■ **DIRECTIVE**
Identify and copy all lines of the material where the string "this" is found.

Items from a dataset
════════
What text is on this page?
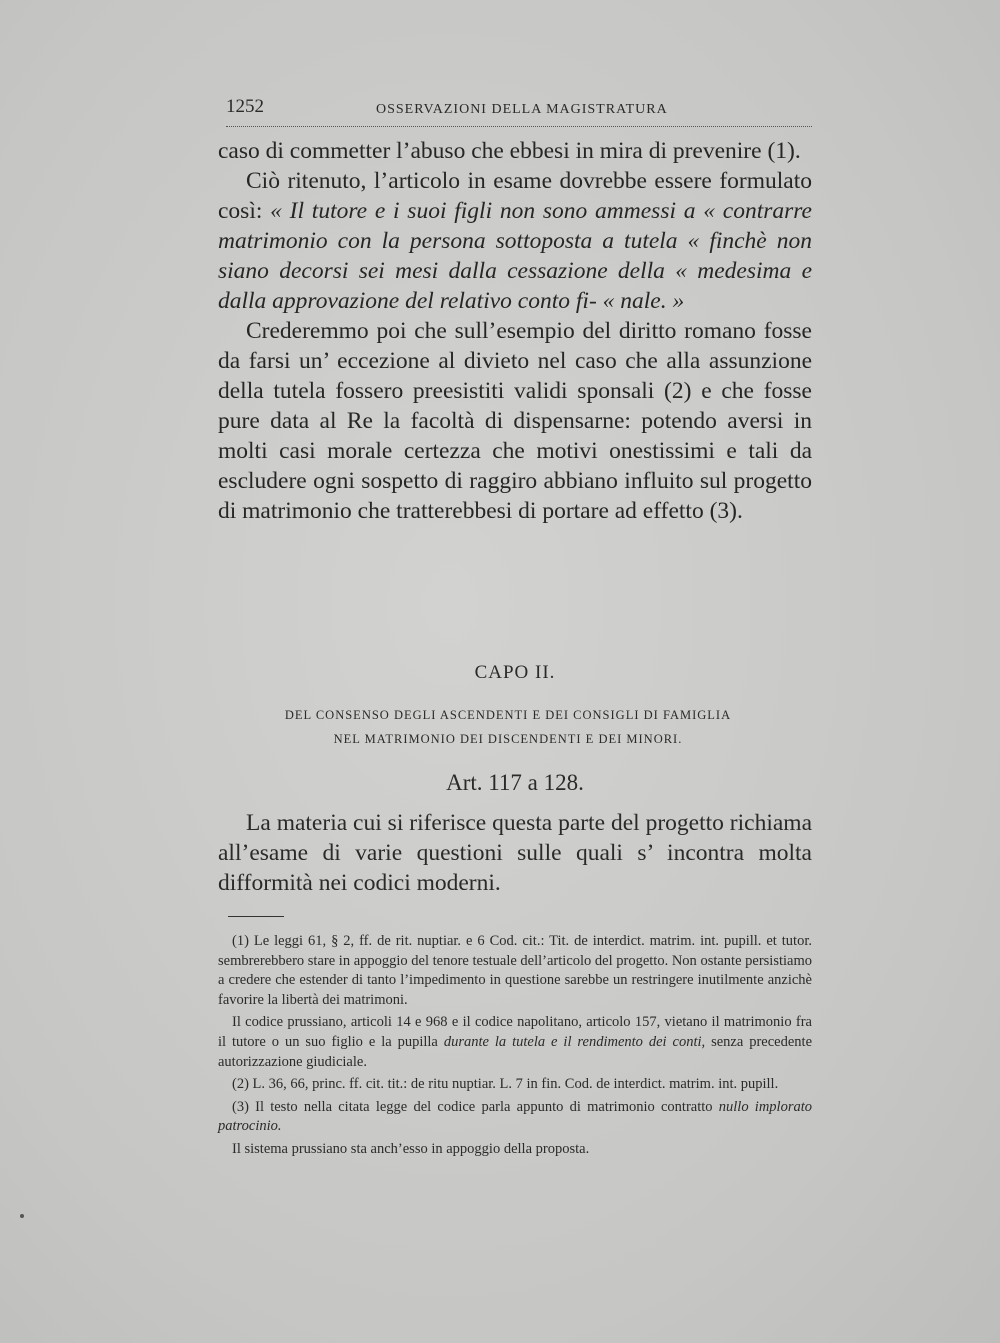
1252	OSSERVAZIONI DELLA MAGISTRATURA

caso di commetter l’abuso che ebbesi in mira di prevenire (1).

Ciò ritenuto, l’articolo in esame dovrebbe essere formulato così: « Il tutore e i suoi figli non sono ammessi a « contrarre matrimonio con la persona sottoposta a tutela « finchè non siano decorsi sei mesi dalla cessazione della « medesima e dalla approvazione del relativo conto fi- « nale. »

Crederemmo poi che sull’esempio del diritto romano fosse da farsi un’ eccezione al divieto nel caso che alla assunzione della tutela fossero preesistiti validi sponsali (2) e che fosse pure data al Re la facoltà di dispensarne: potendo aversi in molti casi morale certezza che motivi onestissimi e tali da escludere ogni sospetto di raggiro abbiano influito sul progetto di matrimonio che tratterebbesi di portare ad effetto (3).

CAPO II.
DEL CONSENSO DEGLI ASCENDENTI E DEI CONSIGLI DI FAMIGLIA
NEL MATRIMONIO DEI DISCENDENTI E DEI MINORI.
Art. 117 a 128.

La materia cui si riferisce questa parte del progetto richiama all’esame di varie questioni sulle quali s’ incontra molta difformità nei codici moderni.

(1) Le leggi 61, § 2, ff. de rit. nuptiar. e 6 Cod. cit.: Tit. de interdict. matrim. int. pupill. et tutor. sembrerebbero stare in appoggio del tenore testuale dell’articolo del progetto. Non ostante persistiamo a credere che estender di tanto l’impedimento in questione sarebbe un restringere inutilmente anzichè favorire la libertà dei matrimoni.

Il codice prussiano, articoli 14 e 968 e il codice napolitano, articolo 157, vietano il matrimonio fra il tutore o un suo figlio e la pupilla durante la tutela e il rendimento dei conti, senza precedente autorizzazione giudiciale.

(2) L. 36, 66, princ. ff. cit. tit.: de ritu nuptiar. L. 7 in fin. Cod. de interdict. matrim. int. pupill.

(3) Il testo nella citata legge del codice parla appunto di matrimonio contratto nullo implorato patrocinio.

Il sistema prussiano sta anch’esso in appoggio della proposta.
════════
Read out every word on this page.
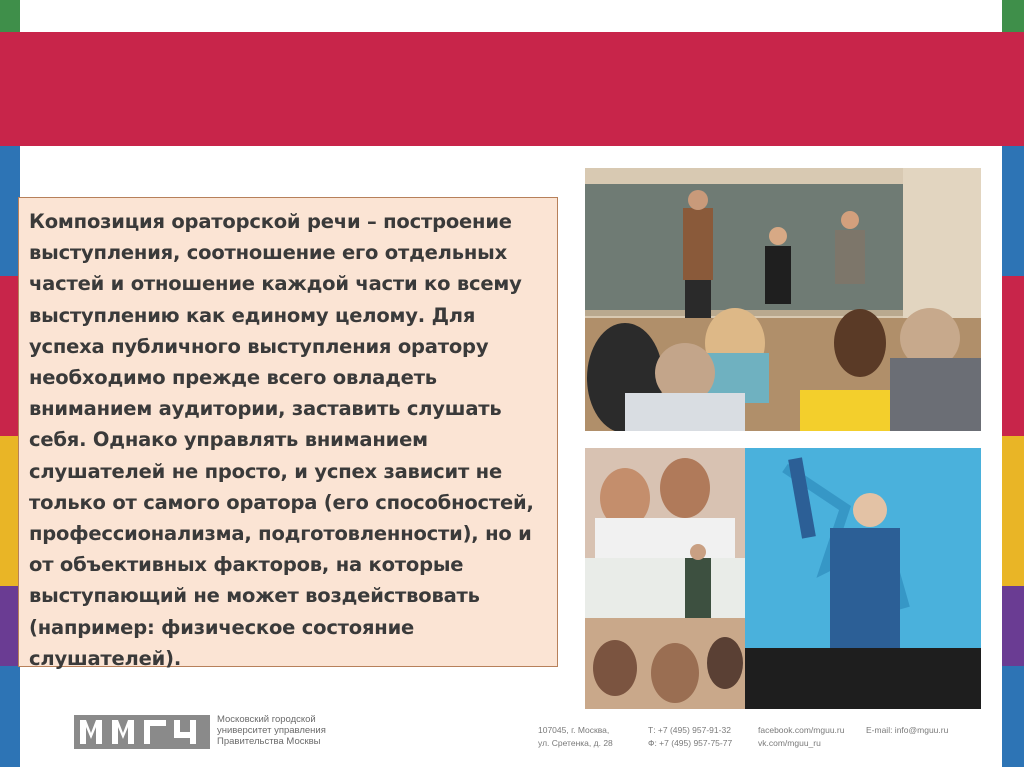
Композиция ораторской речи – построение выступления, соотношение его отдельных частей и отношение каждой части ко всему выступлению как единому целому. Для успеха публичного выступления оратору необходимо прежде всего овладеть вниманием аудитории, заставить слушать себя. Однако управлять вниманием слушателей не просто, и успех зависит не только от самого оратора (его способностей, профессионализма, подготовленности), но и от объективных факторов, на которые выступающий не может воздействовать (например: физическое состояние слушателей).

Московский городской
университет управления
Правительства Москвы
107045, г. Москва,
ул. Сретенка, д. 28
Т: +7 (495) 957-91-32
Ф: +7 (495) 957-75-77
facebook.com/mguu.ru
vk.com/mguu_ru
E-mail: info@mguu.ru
════════
■ **WRITTEN ANSWER**
What text is on this page?
Read out every word on this page.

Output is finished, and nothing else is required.